Task details:
Across the entries below, count the lines in which the word "reducă" occurs. Reply with the count alone.

##### Input material

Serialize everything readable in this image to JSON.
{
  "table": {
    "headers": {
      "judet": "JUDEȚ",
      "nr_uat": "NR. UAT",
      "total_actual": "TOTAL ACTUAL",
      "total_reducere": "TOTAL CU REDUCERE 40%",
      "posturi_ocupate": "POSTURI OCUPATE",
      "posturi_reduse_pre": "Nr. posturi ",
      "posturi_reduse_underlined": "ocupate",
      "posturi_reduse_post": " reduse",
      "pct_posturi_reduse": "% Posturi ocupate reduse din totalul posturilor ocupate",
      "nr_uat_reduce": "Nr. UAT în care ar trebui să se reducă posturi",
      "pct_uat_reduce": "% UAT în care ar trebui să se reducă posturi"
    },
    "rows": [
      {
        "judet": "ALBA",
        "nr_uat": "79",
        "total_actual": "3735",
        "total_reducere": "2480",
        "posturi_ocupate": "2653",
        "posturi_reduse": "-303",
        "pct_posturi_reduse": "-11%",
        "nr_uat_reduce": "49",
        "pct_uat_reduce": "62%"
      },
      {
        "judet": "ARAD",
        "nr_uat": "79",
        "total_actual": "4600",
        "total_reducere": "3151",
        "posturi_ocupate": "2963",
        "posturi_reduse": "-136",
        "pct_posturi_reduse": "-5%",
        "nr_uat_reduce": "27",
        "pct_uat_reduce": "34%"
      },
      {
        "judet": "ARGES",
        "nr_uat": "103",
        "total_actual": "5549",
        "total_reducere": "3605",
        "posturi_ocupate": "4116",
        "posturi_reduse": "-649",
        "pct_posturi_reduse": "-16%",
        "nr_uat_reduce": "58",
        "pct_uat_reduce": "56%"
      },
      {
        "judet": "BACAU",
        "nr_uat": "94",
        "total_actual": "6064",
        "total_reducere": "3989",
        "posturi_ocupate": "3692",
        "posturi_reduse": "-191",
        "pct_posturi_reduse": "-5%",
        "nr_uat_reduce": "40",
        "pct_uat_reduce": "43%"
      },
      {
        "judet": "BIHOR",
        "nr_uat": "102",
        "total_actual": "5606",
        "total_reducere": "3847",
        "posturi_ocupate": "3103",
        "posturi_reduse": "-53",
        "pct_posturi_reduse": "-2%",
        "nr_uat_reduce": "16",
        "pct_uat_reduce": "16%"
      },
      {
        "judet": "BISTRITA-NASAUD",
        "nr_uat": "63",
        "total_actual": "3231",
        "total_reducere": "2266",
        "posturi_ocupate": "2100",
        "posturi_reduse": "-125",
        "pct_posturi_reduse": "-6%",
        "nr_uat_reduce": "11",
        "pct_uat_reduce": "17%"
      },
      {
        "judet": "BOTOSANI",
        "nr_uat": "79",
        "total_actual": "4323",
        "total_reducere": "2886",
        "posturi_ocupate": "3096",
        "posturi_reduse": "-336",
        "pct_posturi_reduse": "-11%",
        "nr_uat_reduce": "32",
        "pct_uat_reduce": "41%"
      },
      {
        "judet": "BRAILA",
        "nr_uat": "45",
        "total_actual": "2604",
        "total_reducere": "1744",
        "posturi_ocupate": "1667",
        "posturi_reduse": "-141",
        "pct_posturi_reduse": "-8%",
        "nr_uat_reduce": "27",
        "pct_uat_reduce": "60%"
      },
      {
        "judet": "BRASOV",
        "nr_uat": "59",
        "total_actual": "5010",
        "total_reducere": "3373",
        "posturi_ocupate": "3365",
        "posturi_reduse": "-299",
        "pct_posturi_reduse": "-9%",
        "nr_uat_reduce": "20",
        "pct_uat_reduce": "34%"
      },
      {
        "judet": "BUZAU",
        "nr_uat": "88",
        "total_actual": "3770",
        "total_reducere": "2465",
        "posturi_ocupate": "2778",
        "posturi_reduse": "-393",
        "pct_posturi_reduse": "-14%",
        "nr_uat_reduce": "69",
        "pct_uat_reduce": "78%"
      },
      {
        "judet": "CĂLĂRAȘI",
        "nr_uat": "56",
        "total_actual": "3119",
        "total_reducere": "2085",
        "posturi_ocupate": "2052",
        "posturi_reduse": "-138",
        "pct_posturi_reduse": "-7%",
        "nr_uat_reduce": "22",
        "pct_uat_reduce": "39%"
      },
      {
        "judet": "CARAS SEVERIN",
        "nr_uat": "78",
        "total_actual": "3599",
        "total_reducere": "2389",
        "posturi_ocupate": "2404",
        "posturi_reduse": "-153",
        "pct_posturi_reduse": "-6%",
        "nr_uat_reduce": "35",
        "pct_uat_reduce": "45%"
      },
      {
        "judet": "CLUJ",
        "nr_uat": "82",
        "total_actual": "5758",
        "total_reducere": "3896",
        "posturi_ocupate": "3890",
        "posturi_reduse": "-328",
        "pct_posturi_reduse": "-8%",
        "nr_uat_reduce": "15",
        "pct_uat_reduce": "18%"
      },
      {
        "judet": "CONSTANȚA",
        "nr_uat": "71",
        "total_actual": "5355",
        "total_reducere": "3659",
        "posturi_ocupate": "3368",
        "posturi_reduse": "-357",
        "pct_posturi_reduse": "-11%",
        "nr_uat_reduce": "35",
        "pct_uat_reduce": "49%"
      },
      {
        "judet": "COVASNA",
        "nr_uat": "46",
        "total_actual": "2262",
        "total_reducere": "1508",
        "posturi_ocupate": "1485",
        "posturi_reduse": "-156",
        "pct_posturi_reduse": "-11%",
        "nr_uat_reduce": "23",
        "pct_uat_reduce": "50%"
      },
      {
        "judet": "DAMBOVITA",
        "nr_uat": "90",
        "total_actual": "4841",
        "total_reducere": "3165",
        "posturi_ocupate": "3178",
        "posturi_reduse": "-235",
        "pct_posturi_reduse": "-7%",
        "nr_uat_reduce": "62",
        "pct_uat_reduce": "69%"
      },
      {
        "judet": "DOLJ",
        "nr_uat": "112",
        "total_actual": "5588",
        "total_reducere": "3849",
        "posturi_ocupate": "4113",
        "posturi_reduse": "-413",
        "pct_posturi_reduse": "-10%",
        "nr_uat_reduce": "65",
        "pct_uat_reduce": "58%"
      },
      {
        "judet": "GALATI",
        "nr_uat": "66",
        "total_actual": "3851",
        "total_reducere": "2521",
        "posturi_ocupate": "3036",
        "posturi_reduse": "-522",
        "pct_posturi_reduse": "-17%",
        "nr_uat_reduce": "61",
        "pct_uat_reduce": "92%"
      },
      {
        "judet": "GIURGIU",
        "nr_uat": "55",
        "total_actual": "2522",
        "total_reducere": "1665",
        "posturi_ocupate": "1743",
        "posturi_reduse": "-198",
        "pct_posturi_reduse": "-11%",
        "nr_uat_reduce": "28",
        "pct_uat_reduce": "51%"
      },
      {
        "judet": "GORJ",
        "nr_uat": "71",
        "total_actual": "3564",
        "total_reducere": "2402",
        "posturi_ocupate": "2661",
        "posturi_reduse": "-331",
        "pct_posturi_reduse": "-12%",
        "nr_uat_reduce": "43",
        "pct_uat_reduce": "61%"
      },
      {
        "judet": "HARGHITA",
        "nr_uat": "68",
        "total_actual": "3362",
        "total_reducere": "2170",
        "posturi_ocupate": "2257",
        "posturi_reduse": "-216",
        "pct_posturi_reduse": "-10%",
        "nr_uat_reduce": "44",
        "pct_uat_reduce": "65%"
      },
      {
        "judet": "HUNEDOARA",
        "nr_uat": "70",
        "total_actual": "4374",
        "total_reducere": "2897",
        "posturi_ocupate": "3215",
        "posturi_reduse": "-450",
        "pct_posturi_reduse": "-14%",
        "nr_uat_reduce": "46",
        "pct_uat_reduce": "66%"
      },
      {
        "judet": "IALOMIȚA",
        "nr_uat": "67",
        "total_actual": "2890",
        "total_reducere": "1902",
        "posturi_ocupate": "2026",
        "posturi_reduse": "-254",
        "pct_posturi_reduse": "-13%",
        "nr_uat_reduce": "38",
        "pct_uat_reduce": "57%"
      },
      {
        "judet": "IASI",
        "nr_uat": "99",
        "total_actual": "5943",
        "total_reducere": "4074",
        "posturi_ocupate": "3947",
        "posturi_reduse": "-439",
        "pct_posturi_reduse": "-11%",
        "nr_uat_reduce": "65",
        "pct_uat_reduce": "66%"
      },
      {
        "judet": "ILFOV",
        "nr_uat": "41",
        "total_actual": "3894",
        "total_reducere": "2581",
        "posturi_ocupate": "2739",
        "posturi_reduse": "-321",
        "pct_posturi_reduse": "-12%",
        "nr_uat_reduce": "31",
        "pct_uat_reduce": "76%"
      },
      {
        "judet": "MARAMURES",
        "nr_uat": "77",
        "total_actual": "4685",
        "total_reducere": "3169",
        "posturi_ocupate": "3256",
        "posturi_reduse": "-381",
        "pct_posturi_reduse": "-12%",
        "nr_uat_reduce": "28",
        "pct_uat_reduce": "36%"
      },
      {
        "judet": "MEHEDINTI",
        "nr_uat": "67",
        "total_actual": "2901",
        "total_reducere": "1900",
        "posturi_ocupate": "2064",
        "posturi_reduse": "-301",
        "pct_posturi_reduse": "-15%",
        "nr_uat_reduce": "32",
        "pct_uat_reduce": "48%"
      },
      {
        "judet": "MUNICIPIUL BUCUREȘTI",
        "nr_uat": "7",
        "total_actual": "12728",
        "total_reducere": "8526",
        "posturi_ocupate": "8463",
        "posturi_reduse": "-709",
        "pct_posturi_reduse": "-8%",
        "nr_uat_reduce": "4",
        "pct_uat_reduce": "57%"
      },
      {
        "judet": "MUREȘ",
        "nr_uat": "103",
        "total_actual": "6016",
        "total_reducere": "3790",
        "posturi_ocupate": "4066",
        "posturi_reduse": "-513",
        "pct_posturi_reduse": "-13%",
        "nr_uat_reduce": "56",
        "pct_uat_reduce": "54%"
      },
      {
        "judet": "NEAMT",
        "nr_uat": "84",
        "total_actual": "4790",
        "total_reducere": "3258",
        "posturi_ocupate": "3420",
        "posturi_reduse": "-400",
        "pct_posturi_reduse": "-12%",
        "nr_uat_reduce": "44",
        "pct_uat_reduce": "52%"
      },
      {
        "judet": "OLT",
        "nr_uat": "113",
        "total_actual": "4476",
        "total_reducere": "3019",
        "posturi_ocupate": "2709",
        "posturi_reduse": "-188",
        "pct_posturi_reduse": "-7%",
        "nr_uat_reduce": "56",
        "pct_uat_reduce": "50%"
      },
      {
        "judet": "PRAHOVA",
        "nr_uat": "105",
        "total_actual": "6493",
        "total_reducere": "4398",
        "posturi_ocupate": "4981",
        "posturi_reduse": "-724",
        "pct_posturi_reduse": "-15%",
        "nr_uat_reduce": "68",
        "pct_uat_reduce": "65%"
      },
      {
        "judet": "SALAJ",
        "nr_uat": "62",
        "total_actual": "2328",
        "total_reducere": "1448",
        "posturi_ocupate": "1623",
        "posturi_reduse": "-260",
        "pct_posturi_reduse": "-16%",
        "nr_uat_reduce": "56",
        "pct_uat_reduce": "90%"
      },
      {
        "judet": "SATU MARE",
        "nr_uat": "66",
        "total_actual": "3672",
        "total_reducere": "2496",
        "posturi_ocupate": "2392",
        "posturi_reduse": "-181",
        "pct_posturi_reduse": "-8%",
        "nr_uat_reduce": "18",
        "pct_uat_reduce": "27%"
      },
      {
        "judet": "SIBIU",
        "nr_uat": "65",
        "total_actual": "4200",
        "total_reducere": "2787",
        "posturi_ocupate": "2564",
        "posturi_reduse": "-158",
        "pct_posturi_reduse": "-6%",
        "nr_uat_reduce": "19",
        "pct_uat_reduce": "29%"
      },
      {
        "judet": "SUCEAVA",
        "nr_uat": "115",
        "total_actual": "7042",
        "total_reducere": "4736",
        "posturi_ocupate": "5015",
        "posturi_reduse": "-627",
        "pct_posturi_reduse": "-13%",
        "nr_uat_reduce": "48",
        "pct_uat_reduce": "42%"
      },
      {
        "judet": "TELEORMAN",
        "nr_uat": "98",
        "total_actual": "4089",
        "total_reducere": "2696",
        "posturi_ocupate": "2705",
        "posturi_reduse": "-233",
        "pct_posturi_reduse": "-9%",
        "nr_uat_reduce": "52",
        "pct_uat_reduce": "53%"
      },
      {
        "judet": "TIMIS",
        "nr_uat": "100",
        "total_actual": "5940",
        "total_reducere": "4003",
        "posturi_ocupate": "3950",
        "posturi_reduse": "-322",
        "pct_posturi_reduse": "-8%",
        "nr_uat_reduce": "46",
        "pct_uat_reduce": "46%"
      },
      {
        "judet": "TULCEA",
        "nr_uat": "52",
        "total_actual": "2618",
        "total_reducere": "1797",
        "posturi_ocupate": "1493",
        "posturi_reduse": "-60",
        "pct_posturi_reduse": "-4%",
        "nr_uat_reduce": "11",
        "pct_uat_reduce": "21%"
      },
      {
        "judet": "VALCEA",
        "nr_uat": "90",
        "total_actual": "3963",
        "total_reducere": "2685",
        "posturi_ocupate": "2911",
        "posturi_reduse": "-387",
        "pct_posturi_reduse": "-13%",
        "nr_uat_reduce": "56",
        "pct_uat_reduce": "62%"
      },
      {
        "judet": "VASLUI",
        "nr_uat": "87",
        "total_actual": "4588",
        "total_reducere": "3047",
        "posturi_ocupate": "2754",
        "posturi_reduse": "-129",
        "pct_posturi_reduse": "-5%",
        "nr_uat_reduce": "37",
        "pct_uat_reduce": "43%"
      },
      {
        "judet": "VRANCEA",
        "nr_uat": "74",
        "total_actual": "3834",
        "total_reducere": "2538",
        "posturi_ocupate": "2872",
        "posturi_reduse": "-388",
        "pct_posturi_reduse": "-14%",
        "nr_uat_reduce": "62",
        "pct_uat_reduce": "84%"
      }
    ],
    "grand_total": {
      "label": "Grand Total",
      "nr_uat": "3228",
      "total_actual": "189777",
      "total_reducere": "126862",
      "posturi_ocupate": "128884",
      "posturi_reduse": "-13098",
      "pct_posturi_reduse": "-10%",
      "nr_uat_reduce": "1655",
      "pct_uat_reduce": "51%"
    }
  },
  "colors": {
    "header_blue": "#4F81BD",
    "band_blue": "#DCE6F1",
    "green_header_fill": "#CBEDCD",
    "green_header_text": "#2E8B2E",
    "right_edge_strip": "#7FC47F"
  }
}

##########

Answer to the task:
2